> Exercise input:
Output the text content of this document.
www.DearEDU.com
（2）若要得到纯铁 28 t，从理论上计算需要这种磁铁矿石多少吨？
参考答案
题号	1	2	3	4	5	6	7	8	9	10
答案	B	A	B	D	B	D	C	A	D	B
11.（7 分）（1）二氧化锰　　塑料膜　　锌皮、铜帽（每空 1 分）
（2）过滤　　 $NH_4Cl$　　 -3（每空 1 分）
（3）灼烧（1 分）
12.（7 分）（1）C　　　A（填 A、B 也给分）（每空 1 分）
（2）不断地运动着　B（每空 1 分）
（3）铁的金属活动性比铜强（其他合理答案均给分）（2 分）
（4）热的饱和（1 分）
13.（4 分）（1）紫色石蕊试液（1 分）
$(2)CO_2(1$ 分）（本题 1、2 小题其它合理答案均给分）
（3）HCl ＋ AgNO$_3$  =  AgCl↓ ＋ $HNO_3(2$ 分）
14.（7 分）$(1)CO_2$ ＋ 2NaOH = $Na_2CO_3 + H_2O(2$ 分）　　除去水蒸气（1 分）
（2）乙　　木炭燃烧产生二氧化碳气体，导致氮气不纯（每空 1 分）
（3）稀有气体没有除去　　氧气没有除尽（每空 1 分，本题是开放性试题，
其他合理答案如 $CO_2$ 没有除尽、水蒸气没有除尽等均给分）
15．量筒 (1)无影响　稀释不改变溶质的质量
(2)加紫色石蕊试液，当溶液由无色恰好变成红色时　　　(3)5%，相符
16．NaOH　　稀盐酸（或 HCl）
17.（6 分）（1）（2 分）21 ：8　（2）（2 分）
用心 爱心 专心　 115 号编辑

==

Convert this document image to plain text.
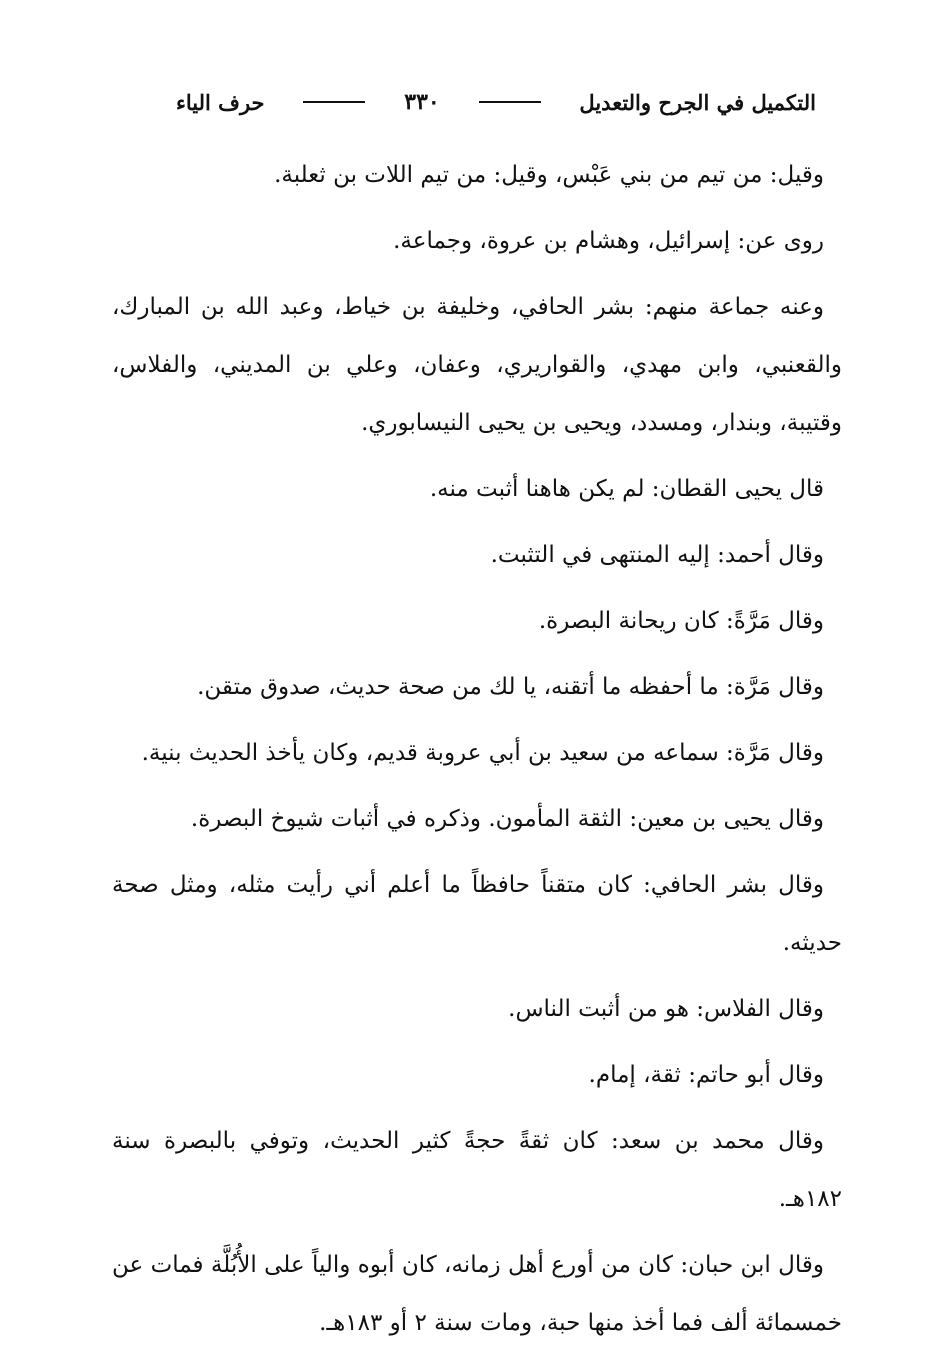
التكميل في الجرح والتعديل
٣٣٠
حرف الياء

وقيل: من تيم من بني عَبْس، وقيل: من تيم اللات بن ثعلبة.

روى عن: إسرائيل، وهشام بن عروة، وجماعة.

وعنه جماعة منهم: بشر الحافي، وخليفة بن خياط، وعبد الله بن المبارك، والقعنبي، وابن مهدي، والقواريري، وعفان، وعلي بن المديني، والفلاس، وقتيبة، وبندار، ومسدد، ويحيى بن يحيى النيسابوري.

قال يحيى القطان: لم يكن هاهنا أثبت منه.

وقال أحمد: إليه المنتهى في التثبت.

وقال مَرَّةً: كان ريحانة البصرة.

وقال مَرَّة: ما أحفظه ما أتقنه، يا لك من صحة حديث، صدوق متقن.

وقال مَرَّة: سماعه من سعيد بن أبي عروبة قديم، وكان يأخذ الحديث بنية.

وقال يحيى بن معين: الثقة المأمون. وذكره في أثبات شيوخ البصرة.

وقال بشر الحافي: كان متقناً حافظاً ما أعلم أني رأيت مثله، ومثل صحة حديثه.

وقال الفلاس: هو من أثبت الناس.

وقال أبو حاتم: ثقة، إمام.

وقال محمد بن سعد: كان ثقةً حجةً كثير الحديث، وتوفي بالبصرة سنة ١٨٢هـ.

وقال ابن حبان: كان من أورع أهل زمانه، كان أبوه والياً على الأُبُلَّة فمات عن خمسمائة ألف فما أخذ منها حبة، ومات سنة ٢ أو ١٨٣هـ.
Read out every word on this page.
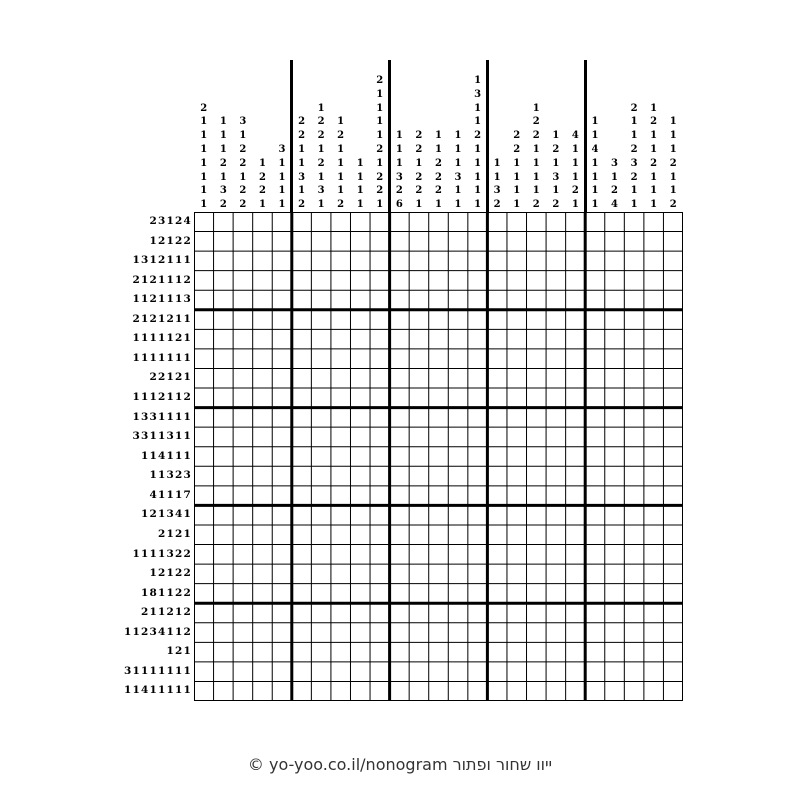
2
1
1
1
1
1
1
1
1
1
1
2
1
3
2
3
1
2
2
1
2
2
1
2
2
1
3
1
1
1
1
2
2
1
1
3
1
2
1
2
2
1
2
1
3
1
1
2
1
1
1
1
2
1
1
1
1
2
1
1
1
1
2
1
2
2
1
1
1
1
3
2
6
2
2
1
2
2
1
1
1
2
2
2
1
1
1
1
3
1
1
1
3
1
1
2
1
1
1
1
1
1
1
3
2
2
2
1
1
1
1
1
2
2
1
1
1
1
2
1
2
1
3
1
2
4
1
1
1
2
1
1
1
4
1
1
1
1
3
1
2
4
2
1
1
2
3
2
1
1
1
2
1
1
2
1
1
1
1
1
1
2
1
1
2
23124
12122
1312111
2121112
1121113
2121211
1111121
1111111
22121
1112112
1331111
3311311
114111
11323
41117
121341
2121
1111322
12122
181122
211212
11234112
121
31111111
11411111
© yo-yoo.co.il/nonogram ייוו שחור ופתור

--

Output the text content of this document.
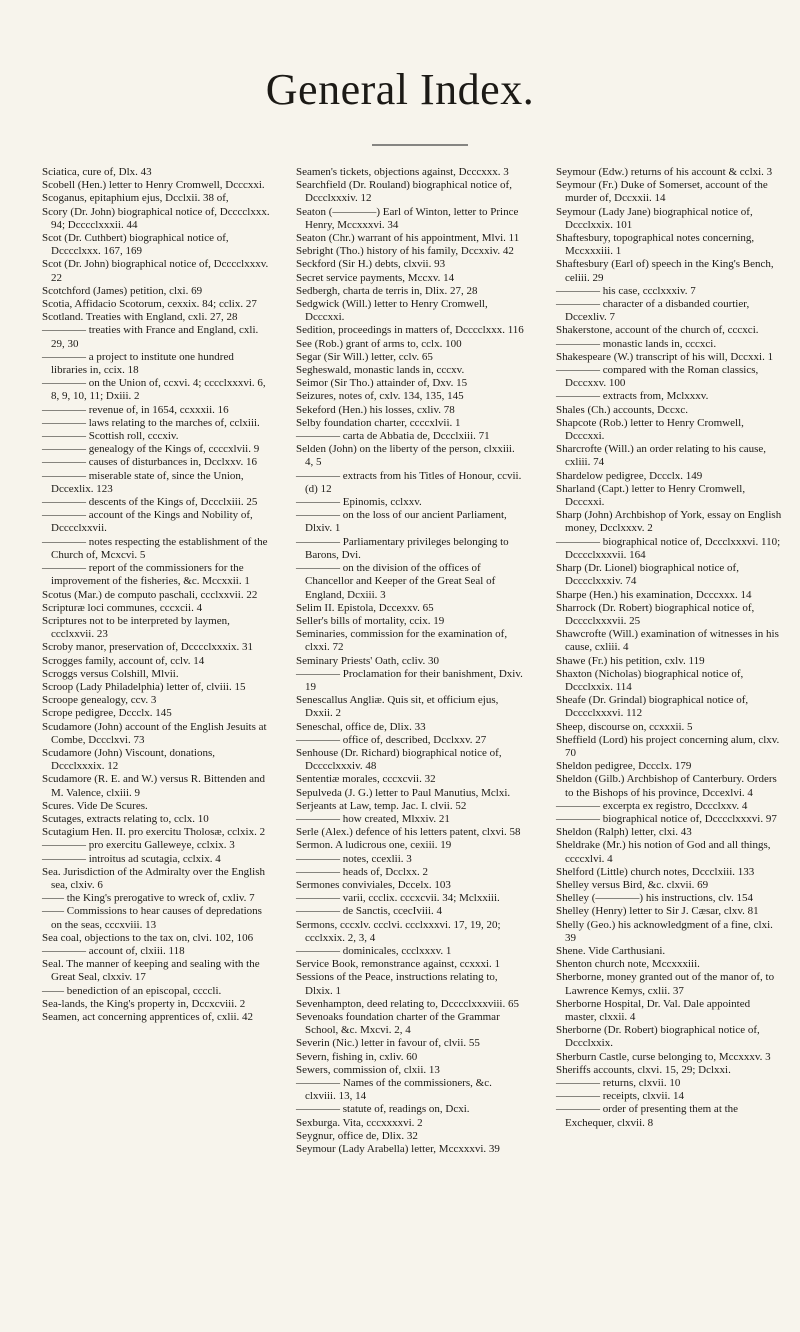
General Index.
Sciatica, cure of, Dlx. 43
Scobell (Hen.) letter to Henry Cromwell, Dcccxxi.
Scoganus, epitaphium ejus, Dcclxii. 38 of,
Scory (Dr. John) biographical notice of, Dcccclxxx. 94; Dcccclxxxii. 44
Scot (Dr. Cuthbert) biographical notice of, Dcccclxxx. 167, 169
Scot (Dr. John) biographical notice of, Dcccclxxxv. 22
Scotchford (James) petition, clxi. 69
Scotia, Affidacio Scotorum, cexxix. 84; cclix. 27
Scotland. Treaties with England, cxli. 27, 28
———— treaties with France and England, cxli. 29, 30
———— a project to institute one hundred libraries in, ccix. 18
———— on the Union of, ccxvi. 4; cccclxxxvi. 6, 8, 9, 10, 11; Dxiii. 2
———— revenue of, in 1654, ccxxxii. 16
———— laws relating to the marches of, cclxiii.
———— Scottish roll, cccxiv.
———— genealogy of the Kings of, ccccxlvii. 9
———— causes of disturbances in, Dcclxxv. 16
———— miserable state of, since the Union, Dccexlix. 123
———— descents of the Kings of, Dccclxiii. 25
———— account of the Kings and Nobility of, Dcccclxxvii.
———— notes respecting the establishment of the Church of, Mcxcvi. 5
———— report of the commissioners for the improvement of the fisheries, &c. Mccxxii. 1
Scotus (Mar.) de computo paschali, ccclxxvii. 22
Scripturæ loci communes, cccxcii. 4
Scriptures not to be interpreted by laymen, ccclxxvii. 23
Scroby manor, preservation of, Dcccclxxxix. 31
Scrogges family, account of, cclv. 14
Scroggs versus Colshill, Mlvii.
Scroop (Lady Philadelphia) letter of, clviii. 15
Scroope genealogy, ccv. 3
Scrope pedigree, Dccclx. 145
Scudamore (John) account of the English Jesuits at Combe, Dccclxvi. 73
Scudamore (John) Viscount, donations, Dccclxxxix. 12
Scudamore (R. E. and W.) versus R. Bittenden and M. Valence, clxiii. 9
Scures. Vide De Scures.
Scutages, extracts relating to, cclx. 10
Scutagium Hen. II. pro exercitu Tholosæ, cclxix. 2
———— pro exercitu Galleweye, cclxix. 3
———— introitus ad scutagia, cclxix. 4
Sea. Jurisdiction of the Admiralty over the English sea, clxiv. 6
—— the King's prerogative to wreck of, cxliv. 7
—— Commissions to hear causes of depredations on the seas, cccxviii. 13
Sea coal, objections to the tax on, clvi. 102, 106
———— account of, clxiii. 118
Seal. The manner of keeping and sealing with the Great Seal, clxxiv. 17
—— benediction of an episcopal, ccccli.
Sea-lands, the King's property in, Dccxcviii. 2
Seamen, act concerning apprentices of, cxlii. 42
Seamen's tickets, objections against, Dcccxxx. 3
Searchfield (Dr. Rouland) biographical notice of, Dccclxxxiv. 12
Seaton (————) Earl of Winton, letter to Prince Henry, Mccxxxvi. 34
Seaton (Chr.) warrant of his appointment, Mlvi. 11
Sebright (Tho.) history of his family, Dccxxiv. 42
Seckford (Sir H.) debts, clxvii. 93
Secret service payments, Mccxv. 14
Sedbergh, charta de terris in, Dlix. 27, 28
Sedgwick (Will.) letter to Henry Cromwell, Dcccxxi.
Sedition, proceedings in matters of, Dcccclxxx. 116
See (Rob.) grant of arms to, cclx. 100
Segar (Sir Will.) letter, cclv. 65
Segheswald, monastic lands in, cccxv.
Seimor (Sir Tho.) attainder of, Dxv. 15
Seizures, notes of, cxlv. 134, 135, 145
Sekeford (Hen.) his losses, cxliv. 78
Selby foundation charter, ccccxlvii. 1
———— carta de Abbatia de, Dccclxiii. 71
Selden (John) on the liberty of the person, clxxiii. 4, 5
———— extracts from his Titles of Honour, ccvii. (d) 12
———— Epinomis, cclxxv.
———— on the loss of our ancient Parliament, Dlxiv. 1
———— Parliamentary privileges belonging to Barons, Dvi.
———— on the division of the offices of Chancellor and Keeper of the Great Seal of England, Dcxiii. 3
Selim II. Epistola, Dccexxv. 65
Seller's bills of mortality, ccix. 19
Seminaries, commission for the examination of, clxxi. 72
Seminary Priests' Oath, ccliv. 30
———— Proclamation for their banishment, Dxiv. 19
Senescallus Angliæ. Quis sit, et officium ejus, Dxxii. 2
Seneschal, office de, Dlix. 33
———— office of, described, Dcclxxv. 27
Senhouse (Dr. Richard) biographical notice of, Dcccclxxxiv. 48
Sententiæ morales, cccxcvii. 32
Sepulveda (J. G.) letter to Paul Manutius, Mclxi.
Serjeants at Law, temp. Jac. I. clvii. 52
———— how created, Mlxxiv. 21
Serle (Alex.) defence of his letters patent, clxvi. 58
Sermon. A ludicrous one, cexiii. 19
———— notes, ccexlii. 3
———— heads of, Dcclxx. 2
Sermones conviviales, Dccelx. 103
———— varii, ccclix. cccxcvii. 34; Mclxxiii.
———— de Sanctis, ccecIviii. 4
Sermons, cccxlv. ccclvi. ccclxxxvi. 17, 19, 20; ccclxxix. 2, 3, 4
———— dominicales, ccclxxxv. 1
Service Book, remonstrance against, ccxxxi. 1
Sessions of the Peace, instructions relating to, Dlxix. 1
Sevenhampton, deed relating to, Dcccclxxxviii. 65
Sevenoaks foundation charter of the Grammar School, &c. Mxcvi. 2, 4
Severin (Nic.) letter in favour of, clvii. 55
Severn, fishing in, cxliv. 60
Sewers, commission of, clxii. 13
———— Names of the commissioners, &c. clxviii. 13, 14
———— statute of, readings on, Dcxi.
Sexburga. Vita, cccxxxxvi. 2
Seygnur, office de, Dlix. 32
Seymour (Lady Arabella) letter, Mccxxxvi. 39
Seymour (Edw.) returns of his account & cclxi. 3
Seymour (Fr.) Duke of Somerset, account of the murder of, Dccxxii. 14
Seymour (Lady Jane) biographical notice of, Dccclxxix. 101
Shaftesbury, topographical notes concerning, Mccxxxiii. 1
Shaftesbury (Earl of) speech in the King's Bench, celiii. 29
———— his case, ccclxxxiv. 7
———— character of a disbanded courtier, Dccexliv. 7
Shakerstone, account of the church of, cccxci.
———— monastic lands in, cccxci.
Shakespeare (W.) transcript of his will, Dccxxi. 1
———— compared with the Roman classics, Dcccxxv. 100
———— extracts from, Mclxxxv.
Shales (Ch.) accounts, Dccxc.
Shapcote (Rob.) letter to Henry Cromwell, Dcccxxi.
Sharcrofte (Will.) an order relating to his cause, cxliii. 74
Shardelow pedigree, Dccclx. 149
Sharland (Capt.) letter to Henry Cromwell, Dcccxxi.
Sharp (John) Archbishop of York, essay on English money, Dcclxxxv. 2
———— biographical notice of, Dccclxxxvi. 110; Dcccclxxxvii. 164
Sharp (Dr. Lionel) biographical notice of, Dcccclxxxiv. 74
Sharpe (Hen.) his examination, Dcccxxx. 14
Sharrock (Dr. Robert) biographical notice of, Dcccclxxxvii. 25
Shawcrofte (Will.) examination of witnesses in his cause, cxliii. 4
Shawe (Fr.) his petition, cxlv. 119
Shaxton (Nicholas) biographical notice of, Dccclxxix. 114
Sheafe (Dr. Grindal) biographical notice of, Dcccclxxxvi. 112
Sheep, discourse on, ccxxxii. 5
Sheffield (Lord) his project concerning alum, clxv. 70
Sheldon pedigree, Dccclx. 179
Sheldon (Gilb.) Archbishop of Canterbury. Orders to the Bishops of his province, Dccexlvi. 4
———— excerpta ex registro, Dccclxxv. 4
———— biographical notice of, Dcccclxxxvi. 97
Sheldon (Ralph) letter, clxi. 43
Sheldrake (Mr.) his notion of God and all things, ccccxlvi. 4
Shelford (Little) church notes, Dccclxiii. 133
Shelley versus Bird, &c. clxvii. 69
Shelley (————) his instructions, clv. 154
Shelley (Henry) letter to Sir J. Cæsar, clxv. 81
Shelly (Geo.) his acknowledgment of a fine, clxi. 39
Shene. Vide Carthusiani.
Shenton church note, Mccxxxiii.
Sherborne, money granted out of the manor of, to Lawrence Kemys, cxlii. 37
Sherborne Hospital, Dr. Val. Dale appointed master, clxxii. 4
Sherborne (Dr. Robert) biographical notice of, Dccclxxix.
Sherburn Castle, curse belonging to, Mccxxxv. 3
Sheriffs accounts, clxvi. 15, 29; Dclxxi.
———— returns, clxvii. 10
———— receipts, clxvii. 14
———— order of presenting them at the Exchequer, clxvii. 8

> Task statement:
Work out how many lines of the listing above include the word "cxliii". Reply with nothing but the count.

> Full solution:
2